# Rows
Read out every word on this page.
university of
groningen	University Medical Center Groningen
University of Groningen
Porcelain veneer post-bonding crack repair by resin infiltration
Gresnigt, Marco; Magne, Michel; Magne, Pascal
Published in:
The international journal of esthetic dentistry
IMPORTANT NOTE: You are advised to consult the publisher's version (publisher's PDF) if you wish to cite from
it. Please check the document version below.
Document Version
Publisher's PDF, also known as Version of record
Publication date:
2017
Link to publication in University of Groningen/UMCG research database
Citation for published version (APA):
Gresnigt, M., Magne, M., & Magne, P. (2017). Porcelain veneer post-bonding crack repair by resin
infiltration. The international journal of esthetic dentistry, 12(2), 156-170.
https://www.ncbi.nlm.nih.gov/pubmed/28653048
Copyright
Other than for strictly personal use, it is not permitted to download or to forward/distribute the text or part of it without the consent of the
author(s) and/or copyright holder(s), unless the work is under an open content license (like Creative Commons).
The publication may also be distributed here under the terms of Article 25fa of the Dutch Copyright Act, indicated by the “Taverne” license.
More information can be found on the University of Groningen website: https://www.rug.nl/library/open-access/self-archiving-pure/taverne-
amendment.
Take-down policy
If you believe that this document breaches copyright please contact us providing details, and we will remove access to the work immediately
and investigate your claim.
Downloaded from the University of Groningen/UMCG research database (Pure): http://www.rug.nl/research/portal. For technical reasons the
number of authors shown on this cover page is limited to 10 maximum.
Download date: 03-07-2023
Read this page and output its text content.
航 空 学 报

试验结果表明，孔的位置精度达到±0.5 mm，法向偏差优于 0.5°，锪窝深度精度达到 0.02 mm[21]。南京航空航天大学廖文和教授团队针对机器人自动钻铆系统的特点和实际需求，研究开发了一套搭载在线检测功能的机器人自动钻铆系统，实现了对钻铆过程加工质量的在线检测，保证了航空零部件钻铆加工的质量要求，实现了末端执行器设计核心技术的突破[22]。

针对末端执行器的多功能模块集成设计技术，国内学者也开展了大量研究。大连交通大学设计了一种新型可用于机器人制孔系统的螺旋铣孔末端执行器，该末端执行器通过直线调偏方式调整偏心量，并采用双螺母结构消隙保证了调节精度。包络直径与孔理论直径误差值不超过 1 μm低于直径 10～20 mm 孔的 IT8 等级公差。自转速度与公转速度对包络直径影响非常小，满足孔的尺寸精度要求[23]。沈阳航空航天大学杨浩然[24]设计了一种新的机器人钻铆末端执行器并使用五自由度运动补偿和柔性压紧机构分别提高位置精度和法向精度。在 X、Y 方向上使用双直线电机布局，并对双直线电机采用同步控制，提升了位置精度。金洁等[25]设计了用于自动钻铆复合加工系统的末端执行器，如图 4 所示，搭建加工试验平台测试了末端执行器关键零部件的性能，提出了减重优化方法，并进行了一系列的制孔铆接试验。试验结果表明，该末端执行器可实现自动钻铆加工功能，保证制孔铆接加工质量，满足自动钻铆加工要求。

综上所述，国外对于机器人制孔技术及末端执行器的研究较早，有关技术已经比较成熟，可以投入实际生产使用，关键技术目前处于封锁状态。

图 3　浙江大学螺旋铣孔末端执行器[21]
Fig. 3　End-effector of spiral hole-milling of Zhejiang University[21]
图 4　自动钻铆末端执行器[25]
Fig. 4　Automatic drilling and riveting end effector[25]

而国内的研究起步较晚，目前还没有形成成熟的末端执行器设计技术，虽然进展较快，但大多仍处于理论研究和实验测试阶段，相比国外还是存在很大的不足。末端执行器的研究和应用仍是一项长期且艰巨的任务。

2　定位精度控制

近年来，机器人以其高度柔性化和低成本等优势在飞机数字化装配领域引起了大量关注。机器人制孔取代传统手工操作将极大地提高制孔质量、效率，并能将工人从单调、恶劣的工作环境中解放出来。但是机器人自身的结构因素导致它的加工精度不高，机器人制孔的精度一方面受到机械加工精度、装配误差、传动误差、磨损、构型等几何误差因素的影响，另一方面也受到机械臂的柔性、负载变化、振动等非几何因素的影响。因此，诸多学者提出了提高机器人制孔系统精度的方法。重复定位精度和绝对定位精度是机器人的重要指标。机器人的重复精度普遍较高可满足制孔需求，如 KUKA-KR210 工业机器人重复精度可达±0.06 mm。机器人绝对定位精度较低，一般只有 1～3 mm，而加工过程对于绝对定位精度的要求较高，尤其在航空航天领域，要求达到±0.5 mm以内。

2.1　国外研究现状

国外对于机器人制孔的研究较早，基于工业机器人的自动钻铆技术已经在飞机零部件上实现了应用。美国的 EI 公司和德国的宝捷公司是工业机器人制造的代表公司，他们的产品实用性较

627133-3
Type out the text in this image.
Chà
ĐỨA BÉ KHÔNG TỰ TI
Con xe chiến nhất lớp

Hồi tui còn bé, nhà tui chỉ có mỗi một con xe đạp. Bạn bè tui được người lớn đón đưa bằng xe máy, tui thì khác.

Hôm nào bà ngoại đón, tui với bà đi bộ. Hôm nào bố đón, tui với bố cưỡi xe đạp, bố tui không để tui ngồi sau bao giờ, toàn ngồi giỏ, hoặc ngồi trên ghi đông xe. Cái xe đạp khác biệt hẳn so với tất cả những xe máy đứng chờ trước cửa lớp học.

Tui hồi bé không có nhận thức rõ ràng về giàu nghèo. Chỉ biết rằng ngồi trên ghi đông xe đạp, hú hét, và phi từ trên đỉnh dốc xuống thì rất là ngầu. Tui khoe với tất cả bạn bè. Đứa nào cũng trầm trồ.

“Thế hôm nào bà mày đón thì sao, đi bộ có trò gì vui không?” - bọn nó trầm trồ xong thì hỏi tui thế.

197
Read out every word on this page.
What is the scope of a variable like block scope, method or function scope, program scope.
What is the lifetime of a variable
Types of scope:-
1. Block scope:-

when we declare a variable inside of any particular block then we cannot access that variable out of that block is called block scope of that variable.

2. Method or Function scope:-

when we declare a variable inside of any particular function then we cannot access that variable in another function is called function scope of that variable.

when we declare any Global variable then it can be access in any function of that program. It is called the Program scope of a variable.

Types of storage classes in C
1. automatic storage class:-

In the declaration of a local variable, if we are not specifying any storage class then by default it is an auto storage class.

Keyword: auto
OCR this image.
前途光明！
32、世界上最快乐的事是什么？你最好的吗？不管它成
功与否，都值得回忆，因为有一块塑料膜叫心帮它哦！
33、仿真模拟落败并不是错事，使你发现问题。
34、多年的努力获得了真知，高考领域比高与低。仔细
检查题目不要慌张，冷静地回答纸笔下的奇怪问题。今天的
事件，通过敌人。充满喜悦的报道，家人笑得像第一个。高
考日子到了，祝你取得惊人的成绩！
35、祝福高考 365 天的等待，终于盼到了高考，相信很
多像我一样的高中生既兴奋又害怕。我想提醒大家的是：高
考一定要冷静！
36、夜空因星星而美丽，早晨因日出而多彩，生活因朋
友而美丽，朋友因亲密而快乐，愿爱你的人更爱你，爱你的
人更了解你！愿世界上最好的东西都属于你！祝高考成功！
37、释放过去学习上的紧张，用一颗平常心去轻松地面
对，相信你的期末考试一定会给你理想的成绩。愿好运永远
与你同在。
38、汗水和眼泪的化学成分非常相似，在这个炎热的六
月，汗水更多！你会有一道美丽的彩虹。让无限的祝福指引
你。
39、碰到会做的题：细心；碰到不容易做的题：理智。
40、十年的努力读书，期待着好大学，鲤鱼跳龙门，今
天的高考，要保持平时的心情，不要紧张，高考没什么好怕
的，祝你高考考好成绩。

# Required work
Reproduce each line verbatim.

# Result of the task
Read out every word on this page.
university of
groningen	University Medical Center Groningen
University of Groningen
Porcelain veneer post-bonding crack repair by resin infiltration
Gresnigt, Marco; Magne, Michel; Magne, Pascal
Published in:
The international journal of esthetic dentistry
IMPORTANT NOTE: You are advised to consult the publisher's version (publisher's PDF) if you wish to cite from
it. Please check the document version below.
Document Version
Publisher's PDF, also known as Version of record
Publication date:
2017
Link to publication in University of Groningen/UMCG research database
Citation for published version (APA):
Gresnigt, M., Magne, M., & Magne, P. (2017). Porcelain veneer post-bonding crack repair by resin
infiltration. The international journal of esthetic dentistry, 12(2), 156-170.
https://www.ncbi.nlm.nih.gov/pubmed/28653048
Copyright
Other than for strictly personal use, it is not permitted to download or to forward/distribute the text or part of it without the consent of the
author(s) and/or copyright holder(s), unless the work is under an open content license (like Creative Commons).
The publication may also be distributed here under the terms of Article 25fa of the Dutch Copyright Act, indicated by the “Taverne” license.
More information can be found on the University of Groningen website: https://www.rug.nl/library/open-access/self-archiving-pure/taverne-
amendment.
Take-down policy
If you believe that this document breaches copyright please contact us providing details, and we will remove access to the work immediately
and investigate your claim.
Downloaded from the University of Groningen/UMCG research database (Pure): http://www.rug.nl/research/portal. For technical reasons the
number of authors shown on this cover page is limited to 10 maximum.
Download date: 03-07-2023
Read this page and output its text content.
航 空 学 报

试验结果表明，孔的位置精度达到±0.5 mm，法向偏差优于 0.5°，锪窝深度精度达到 0.02 mm[21]。南京航空航天大学廖文和教授团队针对机器人自动钻铆系统的特点和实际需求，研究开发了一套搭载在线检测功能的机器人自动钻铆系统，实现了对钻铆过程加工质量的在线检测，保证了航空零部件钻铆加工的质量要求，实现了末端执行器设计核心技术的突破[22]。

针对末端执行器的多功能模块集成设计技术，国内学者也开展了大量研究。大连交通大学设计了一种新型可用于机器人制孔系统的螺旋铣孔末端执行器，该末端执行器通过直线调偏方式调整偏心量，并采用双螺母结构消隙保证了调节精度。包络直径与孔理论直径误差值不超过 1 μm低于直径 10～20 mm 孔的 IT8 等级公差。自转速度与公转速度对包络直径影响非常小，满足孔的尺寸精度要求[23]。沈阳航空航天大学杨浩然[24]设计了一种新的机器人钻铆末端执行器并使用五自由度运动补偿和柔性压紧机构分别提高位置精度和法向精度。在 X、Y 方向上使用双直线电机布局，并对双直线电机采用同步控制，提升了位置精度。金洁等[25]设计了用于自动钻铆复合加工系统的末端执行器，如图 4 所示，搭建加工试验平台测试了末端执行器关键零部件的性能，提出了减重优化方法，并进行了一系列的制孔铆接试验。试验结果表明，该末端执行器可实现自动钻铆加工功能，保证制孔铆接加工质量，满足自动钻铆加工要求。

综上所述，国外对于机器人制孔技术及末端执行器的研究较早，有关技术已经比较成熟，可以投入实际生产使用，关键技术目前处于封锁状态。

图 3　浙江大学螺旋铣孔末端执行器[21]
Fig. 3　End-effector of spiral hole-milling of Zhejiang University[21]
图 4　自动钻铆末端执行器[25]
Fig. 4　Automatic drilling and riveting end effector[25]

而国内的研究起步较晚，目前还没有形成成熟的末端执行器设计技术，虽然进展较快，但大多仍处于理论研究和实验测试阶段，相比国外还是存在很大的不足。末端执行器的研究和应用仍是一项长期且艰巨的任务。

2　定位精度控制

近年来，机器人以其高度柔性化和低成本等优势在飞机数字化装配领域引起了大量关注。机器人制孔取代传统手工操作将极大地提高制孔质量、效率，并能将工人从单调、恶劣的工作环境中解放出来。但是机器人自身的结构因素导致它的加工精度不高，机器人制孔的精度一方面受到机械加工精度、装配误差、传动误差、磨损、构型等几何误差因素的影响，另一方面也受到机械臂的柔性、负载变化、振动等非几何因素的影响。因此，诸多学者提出了提高机器人制孔系统精度的方法。重复定位精度和绝对定位精度是机器人的重要指标。机器人的重复精度普遍较高可满足制孔需求，如 KUKA-KR210 工业机器人重复精度可达±0.06 mm。机器人绝对定位精度较低，一般只有 1～3 mm，而加工过程对于绝对定位精度的要求较高，尤其在航空航天领域，要求达到±0.5 mm以内。

2.1　国外研究现状

国外对于机器人制孔的研究较早，基于工业机器人的自动钻铆技术已经在飞机零部件上实现了应用。美国的 EI 公司和德国的宝捷公司是工业机器人制造的代表公司，他们的产品实用性较

627133-3
Type out the text in this image.
Chà
ĐỨA BÉ KHÔNG TỰ TI
Con xe chiến nhất lớp

Hồi tui còn bé, nhà tui chỉ có mỗi một con xe đạp. Bạn bè tui được người lớn đón đưa bằng xe máy, tui thì khác.

Hôm nào bà ngoại đón, tui với bà đi bộ. Hôm nào bố đón, tui với bố cưỡi xe đạp, bố tui không để tui ngồi sau bao giờ, toàn ngồi giỏ, hoặc ngồi trên ghi đông xe. Cái xe đạp khác biệt hẳn so với tất cả những xe máy đứng chờ trước cửa lớp học.

Tui hồi bé không có nhận thức rõ ràng về giàu nghèo. Chỉ biết rằng ngồi trên ghi đông xe đạp, hú hét, và phi từ trên đỉnh dốc xuống thì rất là ngầu. Tui khoe với tất cả bạn bè. Đứa nào cũng trầm trồ.

“Thế hôm nào bà mày đón thì sao, đi bộ có trò gì vui không?” - bọn nó trầm trồ xong thì hỏi tui thế.

197
Read out every word on this page.
What is the scope of a variable like block scope, method or function scope, program scope.
What is the lifetime of a variable
Types of scope:-
1. Block scope:-

when we declare a variable inside of any particular block then we cannot access that variable out of that block is called block scope of that variable.

2. Method or Function scope:-

when we declare a variable inside of any particular function then we cannot access that variable in another function is called function scope of that variable.

when we declare any Global variable then it can be access in any function of that program. It is called the Program scope of a variable.

Types of storage classes in C
1. automatic storage class:-

In the declaration of a local variable, if we are not specifying any storage class then by default it is an auto storage class.

Keyword: auto
OCR this image.
前途光明！
32、世界上最快乐的事是什么？你最好的吗？不管它成
功与否，都值得回忆，因为有一块塑料膜叫心帮它哦！
33、仿真模拟落败并不是错事，使你发现问题。
34、多年的努力获得了真知，高考领域比高与低。仔细
检查题目不要慌张，冷静地回答纸笔下的奇怪问题。今天的
事件，通过敌人。充满喜悦的报道，家人笑得像第一个。高
考日子到了，祝你取得惊人的成绩！
35、祝福高考 365 天的等待，终于盼到了高考，相信很
多像我一样的高中生既兴奋又害怕。我想提醒大家的是：高
考一定要冷静！
36、夜空因星星而美丽，早晨因日出而多彩，生活因朋
友而美丽，朋友因亲密而快乐，愿爱你的人更爱你，爱你的
人更了解你！愿世界上最好的东西都属于你！祝高考成功！
37、释放过去学习上的紧张，用一颗平常心去轻松地面
对，相信你的期末考试一定会给你理想的成绩。愿好运永远
与你同在。
38、汗水和眼泪的化学成分非常相似，在这个炎热的六
月，汗水更多！你会有一道美丽的彩虹。让无限的祝福指引
你。
39、碰到会做的题：细心；碰到不容易做的题：理智。
40、十年的努力读书，期待着好大学，鲤鱼跳龙门，今
天的高考，要保持平时的心情，不要紧张，高考没什么好怕
的，祝你高考考好成绩。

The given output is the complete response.